BEGIN RECORDS TO USE
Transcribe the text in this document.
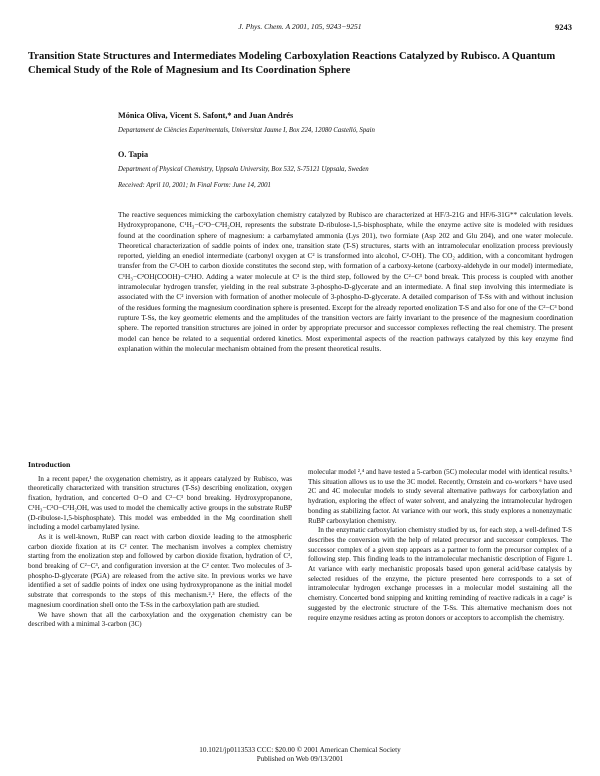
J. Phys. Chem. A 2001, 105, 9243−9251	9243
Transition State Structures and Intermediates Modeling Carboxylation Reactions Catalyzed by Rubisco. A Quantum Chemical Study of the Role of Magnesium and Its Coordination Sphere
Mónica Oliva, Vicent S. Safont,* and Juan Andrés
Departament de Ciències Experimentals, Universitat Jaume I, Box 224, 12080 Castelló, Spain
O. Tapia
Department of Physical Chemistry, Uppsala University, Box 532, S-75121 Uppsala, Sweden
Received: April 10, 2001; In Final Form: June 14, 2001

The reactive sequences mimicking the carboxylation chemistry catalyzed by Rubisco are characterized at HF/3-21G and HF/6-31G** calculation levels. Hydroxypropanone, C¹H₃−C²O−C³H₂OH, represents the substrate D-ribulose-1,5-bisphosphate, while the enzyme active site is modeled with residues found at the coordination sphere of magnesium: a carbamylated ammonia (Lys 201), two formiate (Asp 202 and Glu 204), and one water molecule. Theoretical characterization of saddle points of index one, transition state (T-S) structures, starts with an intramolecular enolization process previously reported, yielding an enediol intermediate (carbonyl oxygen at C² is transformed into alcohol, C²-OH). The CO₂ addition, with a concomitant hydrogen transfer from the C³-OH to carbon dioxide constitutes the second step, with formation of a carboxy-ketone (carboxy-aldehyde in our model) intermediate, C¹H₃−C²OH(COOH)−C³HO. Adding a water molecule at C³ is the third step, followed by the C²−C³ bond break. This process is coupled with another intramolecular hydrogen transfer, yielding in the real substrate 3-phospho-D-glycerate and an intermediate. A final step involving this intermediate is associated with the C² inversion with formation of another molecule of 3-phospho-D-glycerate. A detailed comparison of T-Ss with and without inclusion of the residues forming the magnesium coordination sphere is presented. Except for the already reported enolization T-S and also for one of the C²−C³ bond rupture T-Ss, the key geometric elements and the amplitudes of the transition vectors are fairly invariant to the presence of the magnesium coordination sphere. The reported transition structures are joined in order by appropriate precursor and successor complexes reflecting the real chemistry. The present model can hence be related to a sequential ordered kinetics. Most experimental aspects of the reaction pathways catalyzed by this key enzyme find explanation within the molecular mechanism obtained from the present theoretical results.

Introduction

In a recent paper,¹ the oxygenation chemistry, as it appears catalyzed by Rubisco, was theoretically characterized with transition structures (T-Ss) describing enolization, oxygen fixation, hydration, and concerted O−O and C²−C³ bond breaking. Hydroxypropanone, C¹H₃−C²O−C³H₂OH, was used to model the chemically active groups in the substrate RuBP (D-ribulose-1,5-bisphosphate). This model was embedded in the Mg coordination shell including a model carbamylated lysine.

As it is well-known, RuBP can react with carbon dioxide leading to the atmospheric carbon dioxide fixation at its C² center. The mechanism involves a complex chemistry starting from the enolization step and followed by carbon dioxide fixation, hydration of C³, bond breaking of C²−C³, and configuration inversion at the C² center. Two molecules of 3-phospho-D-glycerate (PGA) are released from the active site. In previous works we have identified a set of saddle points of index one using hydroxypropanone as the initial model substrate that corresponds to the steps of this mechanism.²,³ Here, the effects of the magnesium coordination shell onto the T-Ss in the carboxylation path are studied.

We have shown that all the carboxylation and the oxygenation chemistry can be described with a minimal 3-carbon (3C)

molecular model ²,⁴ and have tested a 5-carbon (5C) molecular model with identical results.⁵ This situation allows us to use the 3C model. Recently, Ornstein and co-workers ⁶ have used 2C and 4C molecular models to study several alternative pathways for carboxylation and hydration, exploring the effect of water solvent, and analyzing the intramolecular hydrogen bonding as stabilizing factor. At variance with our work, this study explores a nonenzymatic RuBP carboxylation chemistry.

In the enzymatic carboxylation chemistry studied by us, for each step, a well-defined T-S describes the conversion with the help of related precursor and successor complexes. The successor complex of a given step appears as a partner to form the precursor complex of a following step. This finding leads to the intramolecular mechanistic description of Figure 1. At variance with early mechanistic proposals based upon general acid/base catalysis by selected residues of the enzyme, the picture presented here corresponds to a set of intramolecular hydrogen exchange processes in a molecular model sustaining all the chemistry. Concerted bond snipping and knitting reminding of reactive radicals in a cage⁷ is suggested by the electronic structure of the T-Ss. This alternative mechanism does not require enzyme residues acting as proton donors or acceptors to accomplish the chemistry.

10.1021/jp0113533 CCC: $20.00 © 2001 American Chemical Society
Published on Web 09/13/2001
END RECORDS TO USE
_WHAT THE TASK ASKS_. Tally the lines above containing "oxygenation"; give only the number.

_ANSWER TO THE EXERCISE_. 2